Dataset entries:

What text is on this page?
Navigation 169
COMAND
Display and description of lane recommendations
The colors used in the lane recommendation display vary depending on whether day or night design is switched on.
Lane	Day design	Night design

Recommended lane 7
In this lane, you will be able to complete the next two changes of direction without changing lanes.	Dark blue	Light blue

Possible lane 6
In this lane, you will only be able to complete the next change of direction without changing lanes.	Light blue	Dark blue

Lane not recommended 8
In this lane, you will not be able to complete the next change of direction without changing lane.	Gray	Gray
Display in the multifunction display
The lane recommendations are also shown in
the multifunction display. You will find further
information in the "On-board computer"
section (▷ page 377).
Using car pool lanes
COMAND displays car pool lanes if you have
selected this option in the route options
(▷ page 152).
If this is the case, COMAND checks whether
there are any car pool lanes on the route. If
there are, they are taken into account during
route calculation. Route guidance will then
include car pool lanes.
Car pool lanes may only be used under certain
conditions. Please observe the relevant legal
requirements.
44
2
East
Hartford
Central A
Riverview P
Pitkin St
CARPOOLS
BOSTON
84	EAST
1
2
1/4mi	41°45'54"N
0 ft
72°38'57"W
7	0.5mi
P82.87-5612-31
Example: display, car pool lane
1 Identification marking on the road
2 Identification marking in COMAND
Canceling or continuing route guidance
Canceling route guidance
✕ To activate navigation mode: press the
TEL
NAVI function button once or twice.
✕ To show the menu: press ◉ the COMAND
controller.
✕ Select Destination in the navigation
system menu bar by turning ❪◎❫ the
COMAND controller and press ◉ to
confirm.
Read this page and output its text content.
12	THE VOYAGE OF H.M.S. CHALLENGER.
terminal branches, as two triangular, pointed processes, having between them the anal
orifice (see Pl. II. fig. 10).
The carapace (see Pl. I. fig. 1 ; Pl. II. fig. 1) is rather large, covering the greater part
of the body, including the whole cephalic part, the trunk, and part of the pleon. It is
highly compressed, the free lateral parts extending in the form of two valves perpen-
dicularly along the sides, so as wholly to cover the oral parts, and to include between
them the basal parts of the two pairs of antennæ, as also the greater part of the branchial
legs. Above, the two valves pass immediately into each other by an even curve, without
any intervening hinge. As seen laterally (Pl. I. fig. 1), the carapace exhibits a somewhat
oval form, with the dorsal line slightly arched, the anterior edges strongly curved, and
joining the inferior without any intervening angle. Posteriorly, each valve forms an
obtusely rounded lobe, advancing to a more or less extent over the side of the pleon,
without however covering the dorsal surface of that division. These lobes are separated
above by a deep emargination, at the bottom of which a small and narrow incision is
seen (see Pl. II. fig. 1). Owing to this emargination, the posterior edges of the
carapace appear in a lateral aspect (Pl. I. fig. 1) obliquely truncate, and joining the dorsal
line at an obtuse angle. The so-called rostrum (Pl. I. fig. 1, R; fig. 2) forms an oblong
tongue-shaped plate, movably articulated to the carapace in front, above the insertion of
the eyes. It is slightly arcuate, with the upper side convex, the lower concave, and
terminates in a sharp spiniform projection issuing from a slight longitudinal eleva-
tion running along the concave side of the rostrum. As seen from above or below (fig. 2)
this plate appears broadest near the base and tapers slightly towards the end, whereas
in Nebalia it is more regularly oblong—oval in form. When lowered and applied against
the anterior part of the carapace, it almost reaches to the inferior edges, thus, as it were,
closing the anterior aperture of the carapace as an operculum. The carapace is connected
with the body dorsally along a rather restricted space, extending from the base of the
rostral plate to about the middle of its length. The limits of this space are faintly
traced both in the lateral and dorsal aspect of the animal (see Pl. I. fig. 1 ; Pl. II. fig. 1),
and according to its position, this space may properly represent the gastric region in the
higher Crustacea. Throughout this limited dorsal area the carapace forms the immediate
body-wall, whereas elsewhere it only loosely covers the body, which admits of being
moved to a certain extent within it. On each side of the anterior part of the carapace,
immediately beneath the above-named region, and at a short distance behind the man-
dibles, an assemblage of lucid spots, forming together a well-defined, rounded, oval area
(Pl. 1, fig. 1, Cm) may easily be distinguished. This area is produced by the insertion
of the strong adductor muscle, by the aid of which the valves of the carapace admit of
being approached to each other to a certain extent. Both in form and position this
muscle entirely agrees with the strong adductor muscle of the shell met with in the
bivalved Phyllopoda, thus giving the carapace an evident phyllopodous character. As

* _Exercise instructions_:
Search the data for "angle" and list every line in which it occurs.

* _Response_:
joining the inferior without any intervening angle. Posteriorly, each valve forms an
line at an obtuse angle. The so-called rostrum (Pl. I. fig. 1, R; fig. 2) forms an oblong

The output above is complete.